### What you are asked to do
Give every line of the rows below as a Markdown table with the columns No. and Line, numbering the lines in order and leaving out blank lines and the pictures.

-- Begin Exercise material --

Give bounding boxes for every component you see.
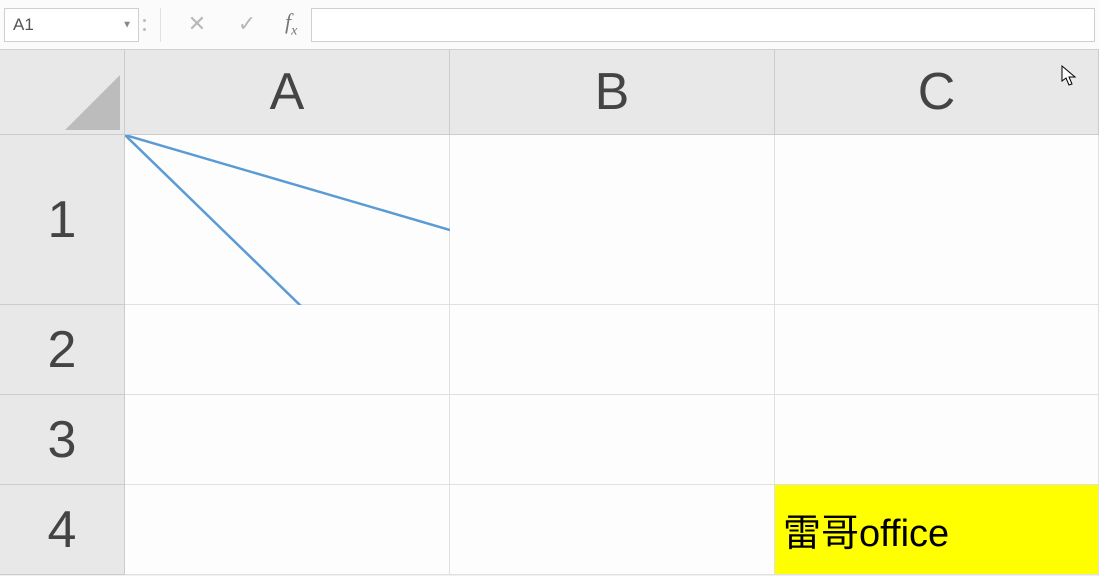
column-headers: A B C: [0, 50, 1099, 135]
cell-C2[interactable]: [775, 305, 1099, 395]
formula-bar: A1 ▼ ✕ ✓ fx: [0, 0, 1099, 50]
column-header-C[interactable]: C: [775, 50, 1099, 135]
diagonal-lines: [125, 135, 450, 305]
corner-triangle-icon: [65, 75, 120, 130]
dropdown-icon[interactable]: ▼: [122, 19, 132, 30]
row-4: 4 雷哥office: [0, 485, 1099, 575]
name-box-value: A1: [13, 15, 34, 35]
cell-C1[interactable]: [775, 135, 1099, 305]
cell-A3[interactable]: [125, 395, 450, 485]
row-3: 3: [0, 395, 1099, 485]
row-1: 1: [0, 135, 1099, 305]
cancel-icon[interactable]: ✕: [185, 11, 209, 37]
cell-B2[interactable]: [450, 305, 775, 395]
row-header-1[interactable]: 1: [0, 135, 125, 305]
cell-A4[interactable]: [125, 485, 450, 575]
cell-A1[interactable]: [125, 135, 450, 305]
select-all-corner[interactable]: [0, 50, 125, 135]
column-header-B[interactable]: B: [450, 50, 775, 135]
spreadsheet-grid: A B C 1 2 3 4 雷哥office: [0, 50, 1099, 575]
fx-icon[interactable]: fx: [285, 9, 297, 39]
cell-C3[interactable]: [775, 395, 1099, 485]
row-header-3[interactable]: 3: [0, 395, 125, 485]
formula-controls: ✕ ✓ fx: [171, 9, 311, 39]
accept-icon[interactable]: ✓: [235, 11, 259, 37]
cell-B1[interactable]: [450, 135, 775, 305]
row-header-2[interactable]: 2: [0, 305, 125, 395]
grip-handle[interactable]: [143, 19, 146, 31]
cell-B4[interactable]: [450, 485, 775, 575]
cell-A2[interactable]: [125, 305, 450, 395]
column-header-A[interactable]: A: [125, 50, 450, 135]
cell-B3[interactable]: [450, 395, 775, 485]
name-box[interactable]: A1 ▼: [4, 8, 139, 42]
formula-input[interactable]: [311, 8, 1095, 42]
row-header-4[interactable]: 4: [0, 485, 125, 575]
separator: [160, 8, 161, 42]
row-2: 2: [0, 305, 1099, 395]
cell-C4[interactable]: 雷哥office: [775, 485, 1099, 575]
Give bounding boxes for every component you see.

-- End Exercise material --

### Problem solution
| No. | Line |
|---|---|
| 1 | Give bounding boxes for every component you see. |
| 2 | column-headers: A B C: [0, 50, 1099, 135] |
| 3 | cell-C2[interactable]: [775, 305, 1099, 395] |
| 4 | formula-bar: A1 ▼ ✕ ✓ fx: [0, 0, 1099, 50] |
| 5 | column-header-C[interactable]: C: [775, 50, 1099, 135] |
| 6 | diagonal-lines: [125, 135, 450, 305] |
| 7 | corner-triangle-icon: [65, 75, 120, 130] |
| 8 | dropdown-icon[interactable]: ▼: [122, 19, 132, 30] |
| 9 | row-4: 4 雷哥office: [0, 485, 1099, 575] |
| 10 | name-box-value: A1: [13, 15, 34, 35] |
| 11 | cell-C1[interactable]: [775, 135, 1099, 305] |
| 12 | cell-A3[interactable]: [125, 395, 450, 485] |
| 13 | row-3: 3: [0, 395, 1099, 485] |
| 14 | row-1: 1: [0, 135, 1099, 305] |
| 15 | cancel-icon[interactable]: ✕: [185, 11, 209, 37] |
| 16 | cell-B2[interactable]: [450, 305, 775, 395] |
| 17 | row-header-1[interactable]: 1: [0, 135, 125, 305] |
| 18 | cell-A4[interactable]: [125, 485, 450, 575] |
| 19 | cell-A1[interactable]: [125, 135, 450, 305] |
| 20 | select-all-corner[interactable]: [0, 50, 125, 135] |
| 21 | column-header-B[interactable]: B: [450, 50, 775, 135] |
| 22 | spreadsheet-grid: A B C 1 2 3 4 雷哥office: [0, 50, 1099, 575] |
| 23 | fx-icon[interactable]: fx: [285, 9, 297, 39] |
| 24 | cell-C3[interactable]: [775, 395, 1099, 485] |
| 25 | row-header-3[interactable]: 3: [0, 395, 125, 485] |
| 26 | formula-controls: ✕ ✓ fx: [171, 9, 311, 39] |
| 27 | accept-icon[interactable]: ✓: [235, 11, 259, 37] |
| 28 | cell-B1[interactable]: [450, 135, 775, 305] |
| 29 | row-header-2[interactable]: 2: [0, 305, 125, 395] |
| 30 | grip-handle[interactable]: [143, 19, 146, 31] |
| 31 | cell-B4[interactable]: [450, 485, 775, 575] |
| 32 | cell-A2[interactable]: [125, 305, 450, 395] |
| 33 | column-header-A[interactable]: A: [125, 50, 450, 135] |
| 34 | cell-B3[interactable]: [450, 395, 775, 485] |
| 35 | name-box[interactable]: A1 ▼: [4, 8, 139, 42] |
| 36 | formula-input[interactable]: [311, 8, 1095, 42] |
| 37 | row-header-4[interactable]: 4: [0, 485, 125, 575] |
| 38 | separator: [160, 8, 161, 42] |
| 39 | row-2: 2: [0, 305, 1099, 395] |
| 40 | cell-C4[interactable]: 雷哥office: [775, 485, 1099, 575] |
| 41 | Give bounding boxes for every component you see. |